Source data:
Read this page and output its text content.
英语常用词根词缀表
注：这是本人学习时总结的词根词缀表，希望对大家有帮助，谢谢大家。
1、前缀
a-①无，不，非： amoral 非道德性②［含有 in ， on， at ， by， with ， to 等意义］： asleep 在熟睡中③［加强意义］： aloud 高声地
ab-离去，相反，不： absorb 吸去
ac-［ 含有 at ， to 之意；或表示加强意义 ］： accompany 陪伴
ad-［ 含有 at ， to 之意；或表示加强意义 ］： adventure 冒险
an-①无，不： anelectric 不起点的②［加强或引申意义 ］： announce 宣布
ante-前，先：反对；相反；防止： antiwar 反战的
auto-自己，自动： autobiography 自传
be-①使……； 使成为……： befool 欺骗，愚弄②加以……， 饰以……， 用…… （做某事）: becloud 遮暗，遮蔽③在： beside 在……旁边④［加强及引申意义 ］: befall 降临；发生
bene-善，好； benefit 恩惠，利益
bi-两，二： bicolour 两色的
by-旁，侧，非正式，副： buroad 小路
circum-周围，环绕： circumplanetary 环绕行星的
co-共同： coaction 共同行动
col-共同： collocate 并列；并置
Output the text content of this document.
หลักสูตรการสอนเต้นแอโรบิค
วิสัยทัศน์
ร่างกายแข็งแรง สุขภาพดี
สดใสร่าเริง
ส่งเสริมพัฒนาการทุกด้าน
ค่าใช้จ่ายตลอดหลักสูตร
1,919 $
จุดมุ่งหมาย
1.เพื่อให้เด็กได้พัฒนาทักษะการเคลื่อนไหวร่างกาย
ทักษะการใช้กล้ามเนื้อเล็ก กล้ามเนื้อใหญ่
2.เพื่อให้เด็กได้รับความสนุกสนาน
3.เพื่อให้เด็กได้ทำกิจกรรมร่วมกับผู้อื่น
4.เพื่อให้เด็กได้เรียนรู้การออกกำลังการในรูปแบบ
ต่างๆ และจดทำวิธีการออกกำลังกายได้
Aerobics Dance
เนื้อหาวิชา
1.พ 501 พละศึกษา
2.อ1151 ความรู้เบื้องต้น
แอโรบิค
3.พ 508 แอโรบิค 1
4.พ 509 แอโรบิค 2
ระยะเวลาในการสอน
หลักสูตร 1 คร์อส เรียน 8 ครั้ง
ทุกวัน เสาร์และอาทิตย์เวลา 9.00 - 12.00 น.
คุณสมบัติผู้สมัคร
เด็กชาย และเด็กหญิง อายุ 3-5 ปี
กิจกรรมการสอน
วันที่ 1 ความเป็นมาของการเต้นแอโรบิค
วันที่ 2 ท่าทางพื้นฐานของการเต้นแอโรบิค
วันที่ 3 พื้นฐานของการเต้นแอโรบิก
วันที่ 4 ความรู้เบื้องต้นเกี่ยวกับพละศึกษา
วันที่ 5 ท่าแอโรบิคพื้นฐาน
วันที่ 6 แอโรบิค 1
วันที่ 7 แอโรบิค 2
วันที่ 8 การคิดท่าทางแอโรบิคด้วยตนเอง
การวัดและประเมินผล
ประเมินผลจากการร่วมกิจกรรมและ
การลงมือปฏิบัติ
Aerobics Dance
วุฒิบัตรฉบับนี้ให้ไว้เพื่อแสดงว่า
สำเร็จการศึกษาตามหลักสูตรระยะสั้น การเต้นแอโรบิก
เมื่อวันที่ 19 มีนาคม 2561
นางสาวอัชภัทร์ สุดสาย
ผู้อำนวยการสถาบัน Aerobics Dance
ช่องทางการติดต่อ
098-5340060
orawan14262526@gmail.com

WHAT IS NEEDED: Write out every entry verbatim.

PROBLEM SOLUTION:
Read this page and output its text content.
英语常用词根词缀表
注：这是本人学习时总结的词根词缀表，希望对大家有帮助，谢谢大家。
1、前缀
a-①无，不，非： amoral 非道德性②［含有 in ， on， at ， by， with ， to 等意义］： asleep 在熟睡中③［加强意义］： aloud 高声地
ab-离去，相反，不： absorb 吸去
ac-［ 含有 at ， to 之意；或表示加强意义 ］： accompany 陪伴
ad-［ 含有 at ， to 之意；或表示加强意义 ］： adventure 冒险
an-①无，不： anelectric 不起点的②［加强或引申意义 ］： announce 宣布
ante-前，先：反对；相反；防止： antiwar 反战的
auto-自己，自动： autobiography 自传
be-①使……； 使成为……： befool 欺骗，愚弄②加以……， 饰以……， 用…… （做某事）: becloud 遮暗，遮蔽③在： beside 在……旁边④［加强及引申意义 ］: befall 降临；发生
bene-善，好； benefit 恩惠，利益
bi-两，二： bicolour 两色的
by-旁，侧，非正式，副： buroad 小路
circum-周围，环绕： circumplanetary 环绕行星的
co-共同： coaction 共同行动
col-共同： collocate 并列；并置
Output the text content of this document.
หลักสูตรการสอนเต้นแอโรบิค
วิสัยทัศน์
ร่างกายแข็งแรง สุขภาพดี
สดใสร่าเริง
ส่งเสริมพัฒนาการทุกด้าน
ค่าใช้จ่ายตลอดหลักสูตร
1,919 $
จุดมุ่งหมาย
1.เพื่อให้เด็กได้พัฒนาทักษะการเคลื่อนไหวร่างกาย
ทักษะการใช้กล้ามเนื้อเล็ก กล้ามเนื้อใหญ่
2.เพื่อให้เด็กได้รับความสนุกสนาน
3.เพื่อให้เด็กได้ทำกิจกรรมร่วมกับผู้อื่น
4.เพื่อให้เด็กได้เรียนรู้การออกกำลังการในรูปแบบ
ต่างๆ และจดทำวิธีการออกกำลังกายได้
Aerobics Dance
เนื้อหาวิชา
1.พ 501 พละศึกษา
2.อ1151 ความรู้เบื้องต้น
แอโรบิค
3.พ 508 แอโรบิค 1
4.พ 509 แอโรบิค 2
ระยะเวลาในการสอน
หลักสูตร 1 คร์อส เรียน 8 ครั้ง
ทุกวัน เสาร์และอาทิตย์เวลา 9.00 - 12.00 น.
คุณสมบัติผู้สมัคร
เด็กชาย และเด็กหญิง อายุ 3-5 ปี
กิจกรรมการสอน
วันที่ 1 ความเป็นมาของการเต้นแอโรบิค
วันที่ 2 ท่าทางพื้นฐานของการเต้นแอโรบิค
วันที่ 3 พื้นฐานของการเต้นแอโรบิก
วันที่ 4 ความรู้เบื้องต้นเกี่ยวกับพละศึกษา
วันที่ 5 ท่าแอโรบิคพื้นฐาน
วันที่ 6 แอโรบิค 1
วันที่ 7 แอโรบิค 2
วันที่ 8 การคิดท่าทางแอโรบิคด้วยตนเอง
การวัดและประเมินผล
ประเมินผลจากการร่วมกิจกรรมและ
การลงมือปฏิบัติ
Aerobics Dance
วุฒิบัตรฉบับนี้ให้ไว้เพื่อแสดงว่า
สำเร็จการศึกษาตามหลักสูตรระยะสั้น การเต้นแอโรบิก
เมื่อวันที่ 19 มีนาคม 2561
นางสาวอัชภัทร์ สุดสาย
ผู้อำนวยการสถาบัน Aerobics Dance
ช่องทางการติดต่อ
098-5340060
orawan14262526@gmail.com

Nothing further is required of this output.